__TEXT EXTRACT__
============

Asher v. Byrnes

Decision Date04 December 1911
Citation141 S.W. 1176,101 Ark. 197
PartiesASHER v. BYRNES
CourtArkansas Supreme Court

Appeal from Boone Circuit Court; George W. Reed, Judge; affirmed.

Judgment reversed and cause remanded for new trial.

Guy L Trimble, for appellant; G. J. Crump, E. G. Mitchell and W. N Ivie, of counsel.

Instructions 3 and 9 are in conflict with one another. The courts uniformly hold that the giving of conflicting instructions is reversible error. 74 Ark. 441; 77 Ark. 203; 24 Cal. 226; 23 Col. 314; 35 P. 39; 128 Ill. 173; 79 Ind. 432; 94 Mo. 475; 69 Miss. 319; 6 How. 212.

Instruction 9 and also 21 misstate the law in making it the duty of plaintiff to look for defects. 95 Ark. 295; 89 Ark. 428; 92 Ark. 109; 70 Ark. 299.

Instruction 22 errs in failing to make it a condition that appellant knew of two ways to clean the machine. 26 Cyc. 1506; 71 Ga. 405.

J Wythe Walker, T. D. Wynne and Pace & Pace, for appellee.

============

__DATA EXTRACT__

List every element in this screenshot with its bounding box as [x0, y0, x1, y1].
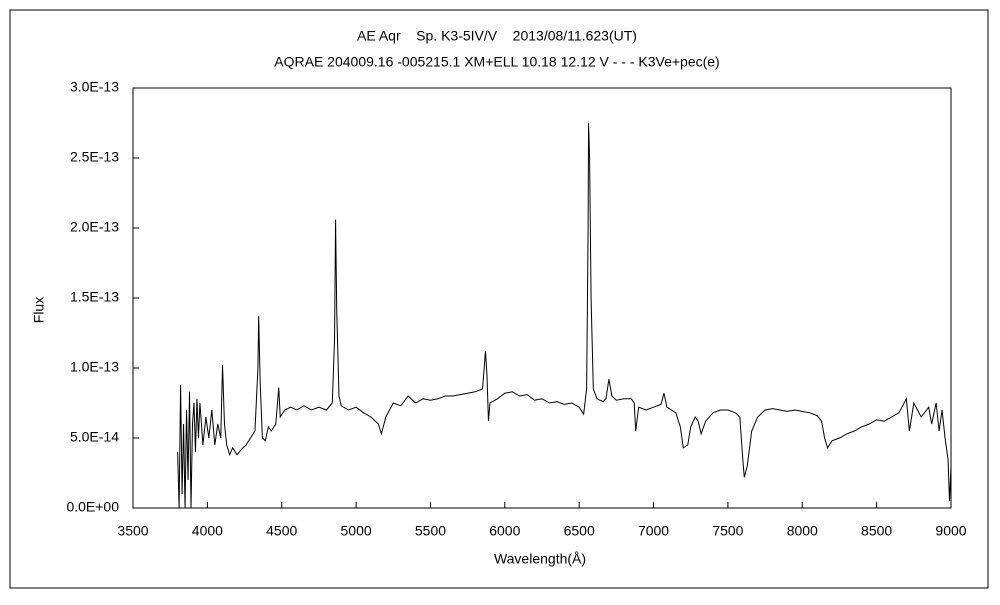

============

__DIRECTIONS FOR THIS TASK__
According to the court case text, which two instructions conflict with one another? The data come from a different source than the court case text.

__PROBLEM SOLUTION__
Instructions 3 and 9.